▶ Direction: Copy out the material below in full, but not its images.

[START Data]

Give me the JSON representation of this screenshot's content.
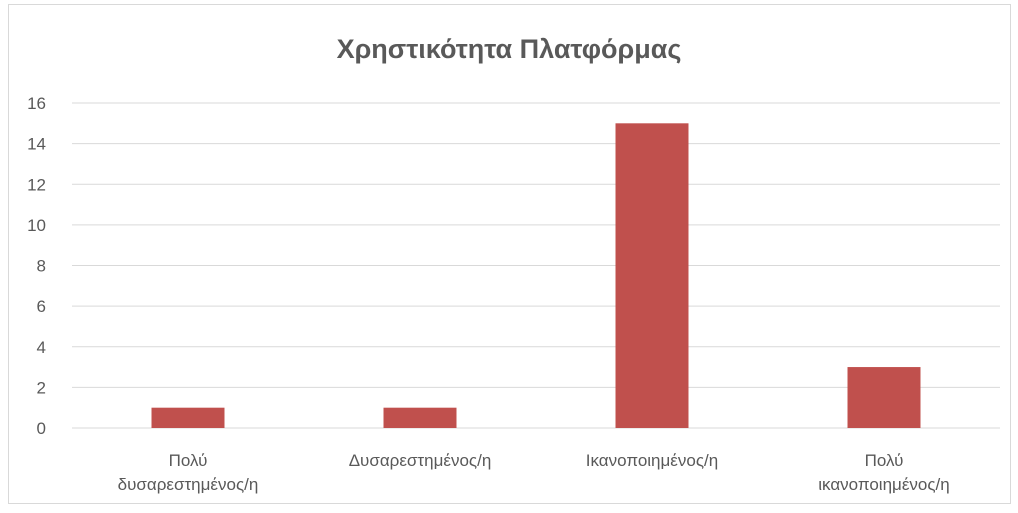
{
  "chart_data": {
    "type": "bar",
    "title": "Χρηστικότητα Πλατφόρμας",
    "categories": [
      [
        "Πολύ",
        "δυσαρεστημένος/η"
      ],
      [
        "Δυσαρεστημένος/η"
      ],
      [
        "Ικανοποιημένος/η"
      ],
      [
        "Πολύ",
        "ικανοποιημένος/η"
      ]
    ],
    "values": [
      1,
      1,
      15,
      3
    ],
    "ylim": [
      0,
      16
    ],
    "yticks": [
      "0",
      "2",
      "4",
      "6",
      "8",
      "10",
      "12",
      "14",
      "16"
    ],
    "grid": true,
    "legend": "none",
    "colors": {
      "bar": "#c0504d",
      "grid": "#d9d9d9",
      "text": "#595959"
    }
  }
}
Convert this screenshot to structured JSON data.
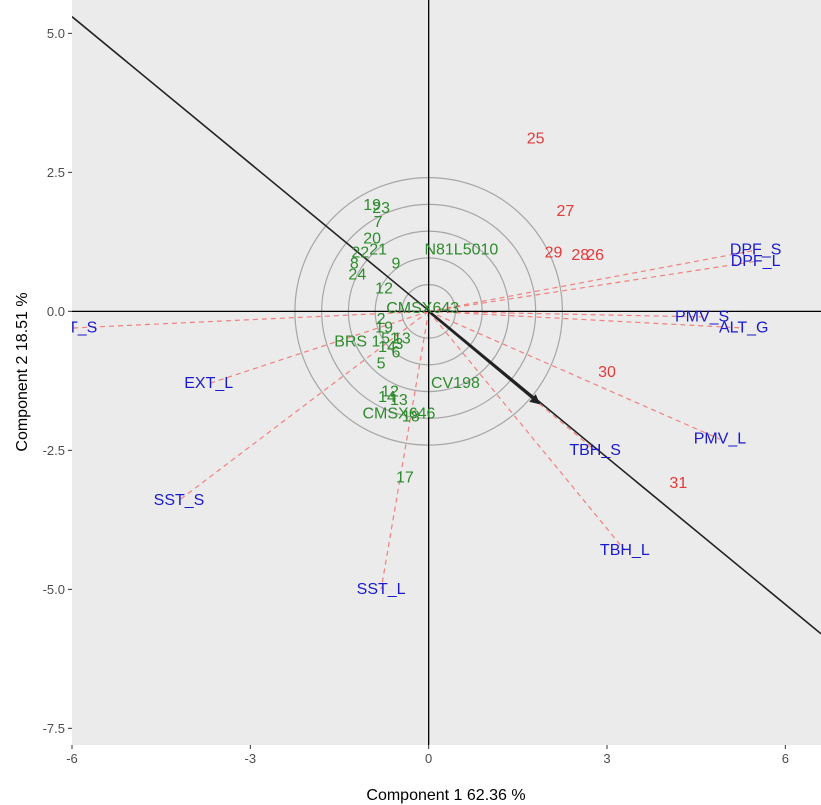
{
  "chart_data": {
    "type": "scatter",
    "subtype": "GGE biplot (which-won-where / mean vs stability)",
    "title": "",
    "xlabel": "Component 1 62.36 %",
    "ylabel": "Component 2 18.51 %",
    "xlim": [
      -6.0,
      6.6
    ],
    "ylim": [
      -7.8,
      5.6
    ],
    "xticks": [
      -6,
      -3,
      0,
      3,
      6
    ],
    "yticks": [
      -7.5,
      -5.0,
      -2.5,
      0.0,
      2.5,
      5.0
    ],
    "xtick_labels": [
      "-6",
      "-3",
      "0",
      "3",
      "6"
    ],
    "ytick_labels": [
      "-7.5",
      "-5.0",
      "-2.5",
      "0.0",
      "2.5",
      "5.0"
    ],
    "grid": false,
    "panel_background": "#ebebeb",
    "colors": {
      "environment": "#1a1acc",
      "genotype_group_a": "#2e8b2e",
      "genotype_group_b": "#e23a3a",
      "environment_vector": "#f08080",
      "axis_line": "#000000",
      "circle": "#a6a6a6"
    },
    "environments": [
      {
        "label": "DPF_S",
        "x": 5.5,
        "y": 1.1
      },
      {
        "label": "DPF_L",
        "x": 5.5,
        "y": 0.9
      },
      {
        "label": "PMV_S",
        "x": 4.6,
        "y": -0.1
      },
      {
        "label": "ALT_G",
        "x": 5.3,
        "y": -0.3
      },
      {
        "label": "EXT_S",
        "x": -6.0,
        "y": -0.3
      },
      {
        "label": "EXT_L",
        "x": -3.7,
        "y": -1.3
      },
      {
        "label": "PMV_L",
        "x": 4.9,
        "y": -2.3
      },
      {
        "label": "TBH_S",
        "x": 2.8,
        "y": -2.5
      },
      {
        "label": "TBH_L",
        "x": 3.3,
        "y": -4.3
      },
      {
        "label": "SST_S",
        "x": -4.2,
        "y": -3.4
      },
      {
        "label": "SST_L",
        "x": -0.8,
        "y": -5.0
      }
    ],
    "genotypes_group_a": [
      {
        "label": "19",
        "x": -0.95,
        "y": 1.9
      },
      {
        "label": "23",
        "x": -0.8,
        "y": 1.85
      },
      {
        "label": "7",
        "x": -0.85,
        "y": 1.6
      },
      {
        "label": "20",
        "x": -0.95,
        "y": 1.3
      },
      {
        "label": "21",
        "x": -0.85,
        "y": 1.1
      },
      {
        "label": "22",
        "x": -1.15,
        "y": 1.05
      },
      {
        "label": "8",
        "x": -1.25,
        "y": 0.85
      },
      {
        "label": "9",
        "x": -0.55,
        "y": 0.85
      },
      {
        "label": "24",
        "x": -1.2,
        "y": 0.65
      },
      {
        "label": "12",
        "x": -0.75,
        "y": 0.4
      },
      {
        "label": "N81L5010",
        "x": 0.55,
        "y": 1.1
      },
      {
        "label": "CMSX643",
        "x": -0.1,
        "y": 0.05
      },
      {
        "label": "2",
        "x": -0.8,
        "y": -0.15
      },
      {
        "label": "19",
        "x": -0.75,
        "y": -0.3
      },
      {
        "label": "BRS 1",
        "x": -1.2,
        "y": -0.55
      },
      {
        "label": "51",
        "x": -0.65,
        "y": -0.5
      },
      {
        "label": "13",
        "x": -0.45,
        "y": -0.5
      },
      {
        "label": "3",
        "x": -0.5,
        "y": -0.6
      },
      {
        "label": "14",
        "x": -0.7,
        "y": -0.65
      },
      {
        "label": "6",
        "x": -0.55,
        "y": -0.75
      },
      {
        "label": "5",
        "x": -0.8,
        "y": -0.95
      },
      {
        "label": "CV198",
        "x": 0.45,
        "y": -1.3
      },
      {
        "label": "12",
        "x": -0.65,
        "y": -1.45
      },
      {
        "label": "14",
        "x": -0.7,
        "y": -1.55
      },
      {
        "label": "13",
        "x": -0.5,
        "y": -1.6
      },
      {
        "label": "CMSX646",
        "x": -0.5,
        "y": -1.85
      },
      {
        "label": "18",
        "x": -0.3,
        "y": -1.9
      },
      {
        "label": "17",
        "x": -0.4,
        "y": -3.0
      }
    ],
    "genotypes_group_b": [
      {
        "label": "25",
        "x": 1.8,
        "y": 3.1
      },
      {
        "label": "27",
        "x": 2.3,
        "y": 1.8
      },
      {
        "label": "29",
        "x": 2.1,
        "y": 1.05
      },
      {
        "label": "28",
        "x": 2.55,
        "y": 1.0
      },
      {
        "label": "26",
        "x": 2.8,
        "y": 1.0
      },
      {
        "label": "30",
        "x": 3.0,
        "y": -1.1
      },
      {
        "label": "31",
        "x": 4.2,
        "y": -3.1
      }
    ],
    "concentric_circle_radii": [
      0.45,
      0.9,
      1.35,
      1.8,
      2.25
    ],
    "average_environment_axis": {
      "start": [
        -6.0,
        5.3
      ],
      "end": [
        6.6,
        -5.8
      ]
    },
    "average_environment_arrow": {
      "start": [
        0.0,
        0.0
      ],
      "end": [
        1.85,
        -1.65
      ]
    }
  }
}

[END Data]

▶ Solved problem:
Give me the JSON representation of this screenshot's content.
{
  "chart_data": {
    "type": "bar",
    "title": "Χρηστικότητα Πλατφόρμας",
    "categories": [
      [
        "Πολύ",
        "δυσαρεστημένος/η"
      ],
      [
        "Δυσαρεστημένος/η"
      ],
      [
        "Ικανοποιημένος/η"
      ],
      [
        "Πολύ",
        "ικανοποιημένος/η"
      ]
    ],
    "values": [
      1,
      1,
      15,
      3
    ],
    "ylim": [
      0,
      16
    ],
    "yticks": [
      "0",
      "2",
      "4",
      "6",
      "8",
      "10",
      "12",
      "14",
      "16"
    ],
    "grid": true,
    "legend": "none",
    "colors": {
      "bar": "#c0504d",
      "grid": "#d9d9d9",
      "text": "#595959"
    }
  }
}
Convert this screenshot to structured JSON data.
{
  "chart_data": {
    "type": "scatter",
    "subtype": "GGE biplot (which-won-where / mean vs stability)",
    "title": "",
    "xlabel": "Component 1 62.36 %",
    "ylabel": "Component 2 18.51 %",
    "xlim": [
      -6.0,
      6.6
    ],
    "ylim": [
      -7.8,
      5.6
    ],
    "xticks": [
      -6,
      -3,
      0,
      3,
      6
    ],
    "yticks": [
      -7.5,
      -5.0,
      -2.5,
      0.0,
      2.5,
      5.0
    ],
    "xtick_labels": [
      "-6",
      "-3",
      "0",
      "3",
      "6"
    ],
    "ytick_labels": [
      "-7.5",
      "-5.0",
      "-2.5",
      "0.0",
      "2.5",
      "5.0"
    ],
    "grid": false,
    "panel_background": "#ebebeb",
    "colors": {
      "environment": "#1a1acc",
      "genotype_group_a": "#2e8b2e",
      "genotype_group_b": "#e23a3a",
      "environment_vector": "#f08080",
      "axis_line": "#000000",
      "circle": "#a6a6a6"
    },
    "environments": [
      {
        "label": "DPF_S",
        "x": 5.5,
        "y": 1.1
      },
      {
        "label": "DPF_L",
        "x": 5.5,
        "y": 0.9
      },
      {
        "label": "PMV_S",
        "x": 4.6,
        "y": -0.1
      },
      {
        "label": "ALT_G",
        "x": 5.3,
        "y": -0.3
      },
      {
        "label": "EXT_S",
        "x": -6.0,
        "y": -0.3
      },
      {
        "label": "EXT_L",
        "x": -3.7,
        "y": -1.3
      },
      {
        "label": "PMV_L",
        "x": 4.9,
        "y": -2.3
      },
      {
        "label": "TBH_S",
        "x": 2.8,
        "y": -2.5
      },
      {
        "label": "TBH_L",
        "x": 3.3,
        "y": -4.3
      },
      {
        "label": "SST_S",
        "x": -4.2,
        "y": -3.4
      },
      {
        "label": "SST_L",
        "x": -0.8,
        "y": -5.0
      }
    ],
    "genotypes_group_a": [
      {
        "label": "19",
        "x": -0.95,
        "y": 1.9
      },
      {
        "label": "23",
        "x": -0.8,
        "y": 1.85
      },
      {
        "label": "7",
        "x": -0.85,
        "y": 1.6
      },
      {
        "label": "20",
        "x": -0.95,
        "y": 1.3
      },
      {
        "label": "21",
        "x": -0.85,
        "y": 1.1
      },
      {
        "label": "22",
        "x": -1.15,
        "y": 1.05
      },
      {
        "label": "8",
        "x": -1.25,
        "y": 0.85
      },
      {
        "label": "9",
        "x": -0.55,
        "y": 0.85
      },
      {
        "label": "24",
        "x": -1.2,
        "y": 0.65
      },
      {
        "label": "12",
        "x": -0.75,
        "y": 0.4
      },
      {
        "label": "N81L5010",
        "x": 0.55,
        "y": 1.1
      },
      {
        "label": "CMSX643",
        "x": -0.1,
        "y": 0.05
      },
      {
        "label": "2",
        "x": -0.8,
        "y": -0.15
      },
      {
        "label": "19",
        "x": -0.75,
        "y": -0.3
      },
      {
        "label": "BRS 1",
        "x": -1.2,
        "y": -0.55
      },
      {
        "label": "51",
        "x": -0.65,
        "y": -0.5
      },
      {
        "label": "13",
        "x": -0.45,
        "y": -0.5
      },
      {
        "label": "3",
        "x": -0.5,
        "y": -0.6
      },
      {
        "label": "14",
        "x": -0.7,
        "y": -0.65
      },
      {
        "label": "6",
        "x": -0.55,
        "y": -0.75
      },
      {
        "label": "5",
        "x": -0.8,
        "y": -0.95
      },
      {
        "label": "CV198",
        "x": 0.45,
        "y": -1.3
      },
      {
        "label": "12",
        "x": -0.65,
        "y": -1.45
      },
      {
        "label": "14",
        "x": -0.7,
        "y": -1.55
      },
      {
        "label": "13",
        "x": -0.5,
        "y": -1.6
      },
      {
        "label": "CMSX646",
        "x": -0.5,
        "y": -1.85
      },
      {
        "label": "18",
        "x": -0.3,
        "y": -1.9
      },
      {
        "label": "17",
        "x": -0.4,
        "y": -3.0
      }
    ],
    "genotypes_group_b": [
      {
        "label": "25",
        "x": 1.8,
        "y": 3.1
      },
      {
        "label": "27",
        "x": 2.3,
        "y": 1.8
      },
      {
        "label": "29",
        "x": 2.1,
        "y": 1.05
      },
      {
        "label": "28",
        "x": 2.55,
        "y": 1.0
      },
      {
        "label": "26",
        "x": 2.8,
        "y": 1.0
      },
      {
        "label": "30",
        "x": 3.0,
        "y": -1.1
      },
      {
        "label": "31",
        "x": 4.2,
        "y": -3.1
      }
    ],
    "concentric_circle_radii": [
      0.45,
      0.9,
      1.35,
      1.8,
      2.25
    ],
    "average_environment_axis": {
      "start": [
        -6.0,
        5.3
      ],
      "end": [
        6.6,
        -5.8
      ]
    },
    "average_environment_arrow": {
      "start": [
        0.0,
        0.0
      ],
      "end": [
        1.85,
        -1.65
      ]
    }
  }
}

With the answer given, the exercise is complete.